Review the lines that follow and copy each one that contains the word "into".

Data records

- - - -

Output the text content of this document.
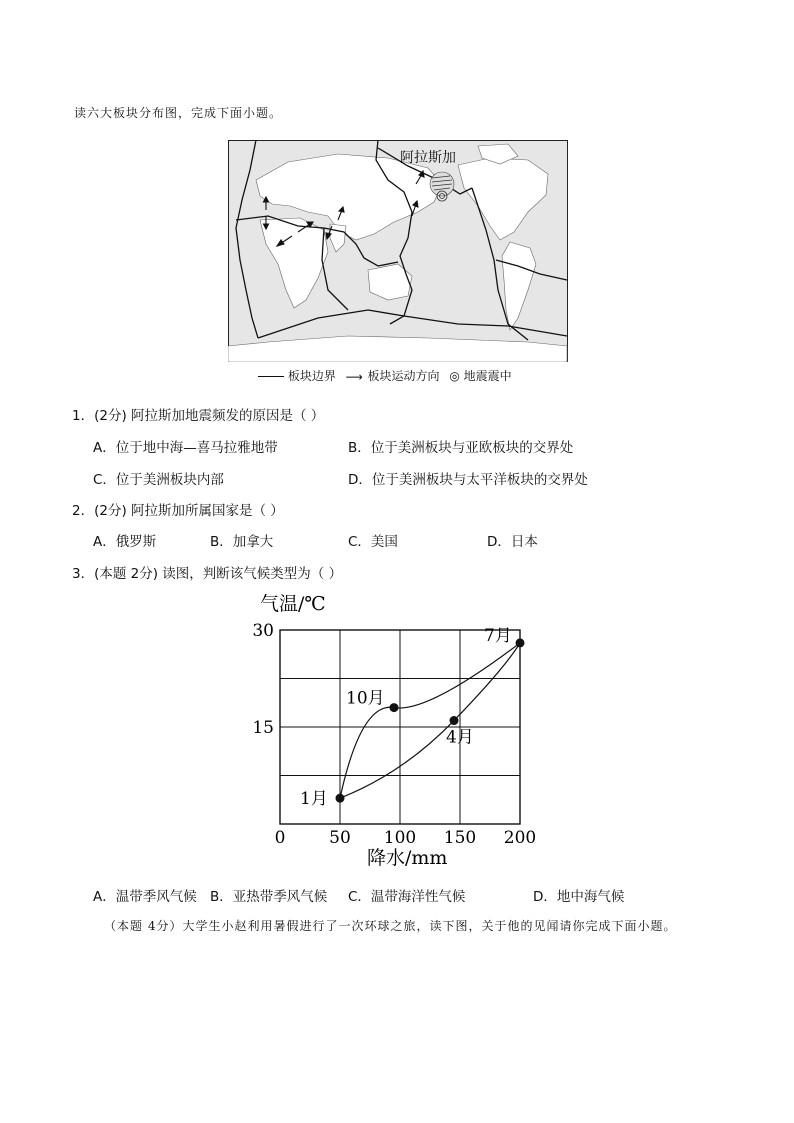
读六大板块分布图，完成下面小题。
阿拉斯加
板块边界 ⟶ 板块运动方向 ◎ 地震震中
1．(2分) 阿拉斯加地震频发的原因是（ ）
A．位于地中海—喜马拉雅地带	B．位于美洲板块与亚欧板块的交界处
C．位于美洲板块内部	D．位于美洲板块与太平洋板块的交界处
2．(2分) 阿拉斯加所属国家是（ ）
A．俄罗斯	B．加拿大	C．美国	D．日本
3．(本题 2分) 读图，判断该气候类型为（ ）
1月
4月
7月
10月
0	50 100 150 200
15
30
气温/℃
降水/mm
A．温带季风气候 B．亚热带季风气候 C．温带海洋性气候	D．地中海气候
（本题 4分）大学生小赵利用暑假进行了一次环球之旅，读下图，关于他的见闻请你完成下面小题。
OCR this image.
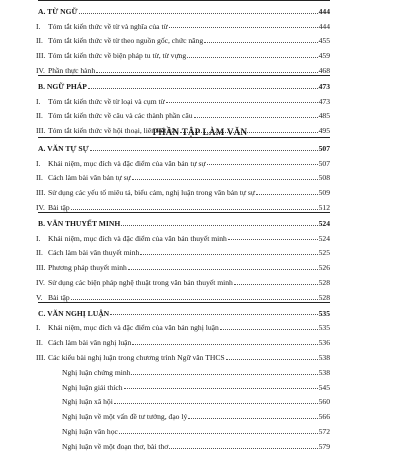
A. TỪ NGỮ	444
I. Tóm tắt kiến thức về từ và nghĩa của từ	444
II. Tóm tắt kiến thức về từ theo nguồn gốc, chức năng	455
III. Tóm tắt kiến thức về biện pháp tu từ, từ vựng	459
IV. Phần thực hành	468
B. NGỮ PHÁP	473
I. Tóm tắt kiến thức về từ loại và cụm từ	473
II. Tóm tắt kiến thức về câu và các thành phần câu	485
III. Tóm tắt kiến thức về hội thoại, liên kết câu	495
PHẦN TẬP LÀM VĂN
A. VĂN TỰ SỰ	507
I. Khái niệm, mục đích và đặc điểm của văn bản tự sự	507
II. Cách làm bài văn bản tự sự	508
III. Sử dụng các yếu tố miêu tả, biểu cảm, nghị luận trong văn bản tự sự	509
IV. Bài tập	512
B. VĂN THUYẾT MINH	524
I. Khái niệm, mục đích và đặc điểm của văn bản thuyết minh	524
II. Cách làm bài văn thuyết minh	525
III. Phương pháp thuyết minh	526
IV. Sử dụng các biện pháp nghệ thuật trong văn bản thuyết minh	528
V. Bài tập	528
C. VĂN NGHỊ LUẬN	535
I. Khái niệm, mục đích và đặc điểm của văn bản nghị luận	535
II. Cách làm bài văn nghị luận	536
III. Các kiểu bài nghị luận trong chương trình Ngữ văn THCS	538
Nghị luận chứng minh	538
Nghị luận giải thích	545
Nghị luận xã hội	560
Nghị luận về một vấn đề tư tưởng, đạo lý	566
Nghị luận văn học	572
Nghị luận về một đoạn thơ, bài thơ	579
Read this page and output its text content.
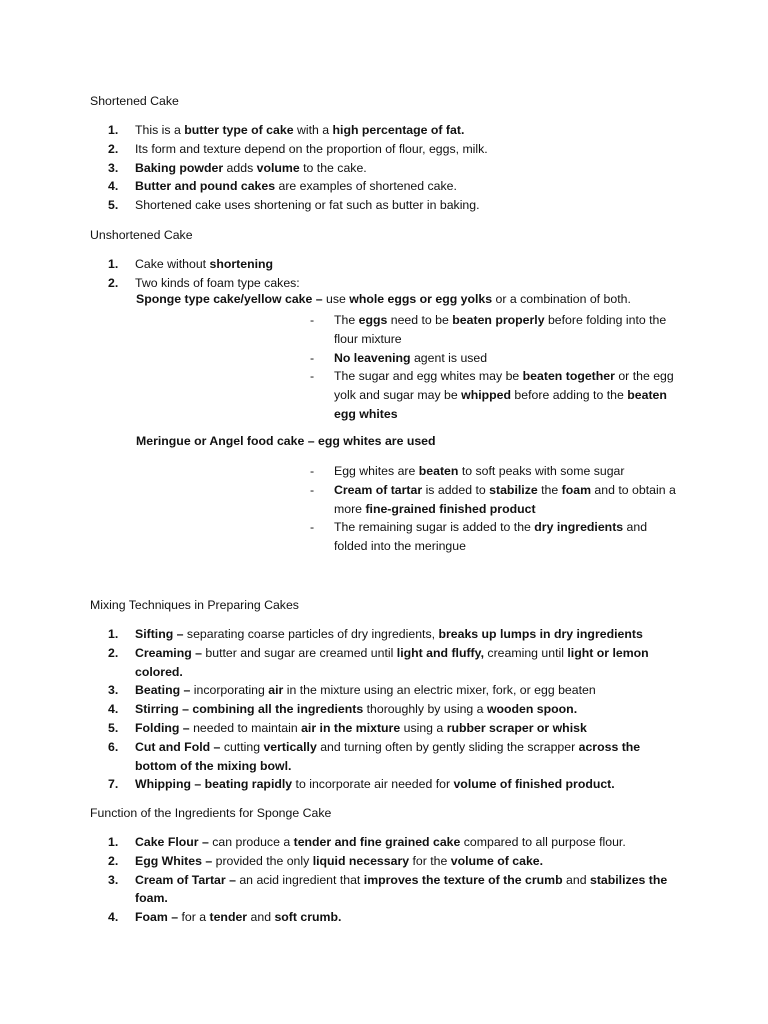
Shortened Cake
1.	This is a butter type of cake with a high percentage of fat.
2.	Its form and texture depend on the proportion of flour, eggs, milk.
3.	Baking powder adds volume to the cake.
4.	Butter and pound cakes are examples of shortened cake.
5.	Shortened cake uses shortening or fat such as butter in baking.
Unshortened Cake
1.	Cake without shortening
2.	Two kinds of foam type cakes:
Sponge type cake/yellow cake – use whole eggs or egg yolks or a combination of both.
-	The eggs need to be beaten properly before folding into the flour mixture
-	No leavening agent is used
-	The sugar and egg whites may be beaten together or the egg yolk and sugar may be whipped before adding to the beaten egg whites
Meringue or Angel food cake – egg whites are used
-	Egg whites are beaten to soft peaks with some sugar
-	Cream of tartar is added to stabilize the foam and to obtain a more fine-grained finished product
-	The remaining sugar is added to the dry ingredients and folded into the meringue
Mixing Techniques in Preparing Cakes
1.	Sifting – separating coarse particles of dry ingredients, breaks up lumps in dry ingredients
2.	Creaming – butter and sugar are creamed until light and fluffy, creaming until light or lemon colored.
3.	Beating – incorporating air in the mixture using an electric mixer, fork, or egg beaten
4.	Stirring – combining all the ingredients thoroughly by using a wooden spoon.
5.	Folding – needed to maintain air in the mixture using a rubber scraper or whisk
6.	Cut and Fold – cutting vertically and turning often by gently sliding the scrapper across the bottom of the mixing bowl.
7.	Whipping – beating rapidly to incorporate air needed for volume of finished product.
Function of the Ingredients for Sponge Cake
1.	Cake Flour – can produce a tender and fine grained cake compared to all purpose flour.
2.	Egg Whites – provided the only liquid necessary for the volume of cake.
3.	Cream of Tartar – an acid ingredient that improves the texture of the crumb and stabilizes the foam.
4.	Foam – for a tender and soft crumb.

- - - -

◆ Exercise response:
-	The eggs need to be beaten properly before folding into the flour mixture
-	The remaining sugar is added to the dry ingredients and folded into the meringue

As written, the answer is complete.